-- Begin Data shown --

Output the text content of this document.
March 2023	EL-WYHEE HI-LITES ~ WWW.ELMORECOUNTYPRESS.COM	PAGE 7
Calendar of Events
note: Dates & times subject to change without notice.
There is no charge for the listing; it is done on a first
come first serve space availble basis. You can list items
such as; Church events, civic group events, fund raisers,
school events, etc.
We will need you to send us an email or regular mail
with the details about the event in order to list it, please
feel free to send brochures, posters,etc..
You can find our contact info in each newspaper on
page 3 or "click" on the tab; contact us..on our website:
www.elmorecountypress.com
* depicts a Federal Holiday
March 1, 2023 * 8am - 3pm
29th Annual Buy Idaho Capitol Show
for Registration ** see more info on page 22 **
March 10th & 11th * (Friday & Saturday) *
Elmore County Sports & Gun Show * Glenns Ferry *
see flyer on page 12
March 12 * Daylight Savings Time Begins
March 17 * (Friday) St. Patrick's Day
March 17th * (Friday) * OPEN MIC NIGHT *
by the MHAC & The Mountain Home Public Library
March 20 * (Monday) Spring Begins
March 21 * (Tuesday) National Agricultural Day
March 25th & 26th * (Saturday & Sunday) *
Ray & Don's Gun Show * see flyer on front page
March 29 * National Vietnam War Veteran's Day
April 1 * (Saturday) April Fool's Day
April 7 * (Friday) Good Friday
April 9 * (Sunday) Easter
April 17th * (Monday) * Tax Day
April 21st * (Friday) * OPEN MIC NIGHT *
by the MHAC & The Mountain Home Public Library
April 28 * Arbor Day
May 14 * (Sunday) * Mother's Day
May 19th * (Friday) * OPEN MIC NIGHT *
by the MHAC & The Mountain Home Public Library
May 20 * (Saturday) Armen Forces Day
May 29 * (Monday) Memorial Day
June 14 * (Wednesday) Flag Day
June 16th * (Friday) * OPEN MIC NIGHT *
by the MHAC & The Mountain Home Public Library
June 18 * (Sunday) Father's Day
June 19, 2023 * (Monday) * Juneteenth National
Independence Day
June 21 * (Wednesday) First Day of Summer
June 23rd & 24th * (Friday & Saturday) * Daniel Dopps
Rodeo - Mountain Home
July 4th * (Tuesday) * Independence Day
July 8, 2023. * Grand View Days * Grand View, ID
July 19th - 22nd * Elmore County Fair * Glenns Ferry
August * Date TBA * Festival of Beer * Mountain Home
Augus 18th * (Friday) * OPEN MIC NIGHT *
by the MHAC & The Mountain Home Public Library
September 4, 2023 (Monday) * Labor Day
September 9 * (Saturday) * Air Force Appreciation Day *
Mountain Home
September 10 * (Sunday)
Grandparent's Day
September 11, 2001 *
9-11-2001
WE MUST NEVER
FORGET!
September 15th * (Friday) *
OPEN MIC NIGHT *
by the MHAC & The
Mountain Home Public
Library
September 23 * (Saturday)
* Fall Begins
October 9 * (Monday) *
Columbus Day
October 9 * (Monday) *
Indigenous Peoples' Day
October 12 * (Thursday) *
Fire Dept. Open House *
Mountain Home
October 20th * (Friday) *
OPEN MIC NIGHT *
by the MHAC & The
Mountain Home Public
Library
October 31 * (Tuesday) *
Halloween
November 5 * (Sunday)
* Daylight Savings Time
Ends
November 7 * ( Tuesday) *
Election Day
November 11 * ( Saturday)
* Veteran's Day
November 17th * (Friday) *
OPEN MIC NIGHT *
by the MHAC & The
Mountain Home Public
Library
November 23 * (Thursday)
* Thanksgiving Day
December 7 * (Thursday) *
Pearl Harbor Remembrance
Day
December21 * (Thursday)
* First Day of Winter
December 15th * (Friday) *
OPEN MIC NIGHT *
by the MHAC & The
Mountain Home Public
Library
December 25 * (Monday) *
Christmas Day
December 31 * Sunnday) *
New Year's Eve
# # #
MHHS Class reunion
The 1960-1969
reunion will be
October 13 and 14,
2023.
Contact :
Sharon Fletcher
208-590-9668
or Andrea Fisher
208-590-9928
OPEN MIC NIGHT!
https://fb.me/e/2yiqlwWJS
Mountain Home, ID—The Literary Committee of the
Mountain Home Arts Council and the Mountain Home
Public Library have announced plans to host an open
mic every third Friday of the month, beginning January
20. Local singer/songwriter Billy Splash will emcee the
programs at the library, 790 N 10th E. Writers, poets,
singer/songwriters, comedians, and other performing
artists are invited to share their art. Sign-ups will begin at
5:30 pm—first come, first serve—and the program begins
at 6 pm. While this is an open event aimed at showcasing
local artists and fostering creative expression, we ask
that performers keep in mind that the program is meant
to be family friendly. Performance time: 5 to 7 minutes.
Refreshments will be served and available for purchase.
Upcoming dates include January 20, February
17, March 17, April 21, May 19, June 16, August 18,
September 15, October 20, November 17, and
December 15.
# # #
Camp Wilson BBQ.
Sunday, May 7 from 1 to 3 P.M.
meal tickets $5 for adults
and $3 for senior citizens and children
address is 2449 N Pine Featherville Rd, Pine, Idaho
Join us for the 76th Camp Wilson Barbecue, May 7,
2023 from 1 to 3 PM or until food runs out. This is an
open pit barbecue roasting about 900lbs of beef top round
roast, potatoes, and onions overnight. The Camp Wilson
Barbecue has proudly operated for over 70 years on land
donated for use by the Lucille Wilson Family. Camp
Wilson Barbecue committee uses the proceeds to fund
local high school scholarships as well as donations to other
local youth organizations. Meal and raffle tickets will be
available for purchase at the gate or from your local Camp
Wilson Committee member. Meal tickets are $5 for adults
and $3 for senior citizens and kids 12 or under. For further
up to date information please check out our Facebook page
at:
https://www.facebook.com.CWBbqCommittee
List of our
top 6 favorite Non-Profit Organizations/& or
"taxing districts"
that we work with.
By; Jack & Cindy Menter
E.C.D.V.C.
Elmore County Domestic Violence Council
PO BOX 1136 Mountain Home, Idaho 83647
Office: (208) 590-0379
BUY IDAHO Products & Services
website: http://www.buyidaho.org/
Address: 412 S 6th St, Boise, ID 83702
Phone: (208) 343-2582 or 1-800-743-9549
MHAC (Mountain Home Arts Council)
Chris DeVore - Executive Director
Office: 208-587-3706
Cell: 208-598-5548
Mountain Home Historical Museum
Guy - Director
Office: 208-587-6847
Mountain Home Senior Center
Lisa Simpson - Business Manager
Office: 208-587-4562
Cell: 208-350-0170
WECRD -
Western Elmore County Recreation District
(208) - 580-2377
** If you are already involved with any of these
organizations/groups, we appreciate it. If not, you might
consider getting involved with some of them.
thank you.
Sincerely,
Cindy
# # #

-- End Data shown --

Where a line holds the string "July", copy that line.

Task output.
July 4th * (Tuesday) * Independence Day
July 8, 2023. * Grand View Days * Grand View, ID
July 19th - 22nd * Elmore County Fair * Glenns Ferry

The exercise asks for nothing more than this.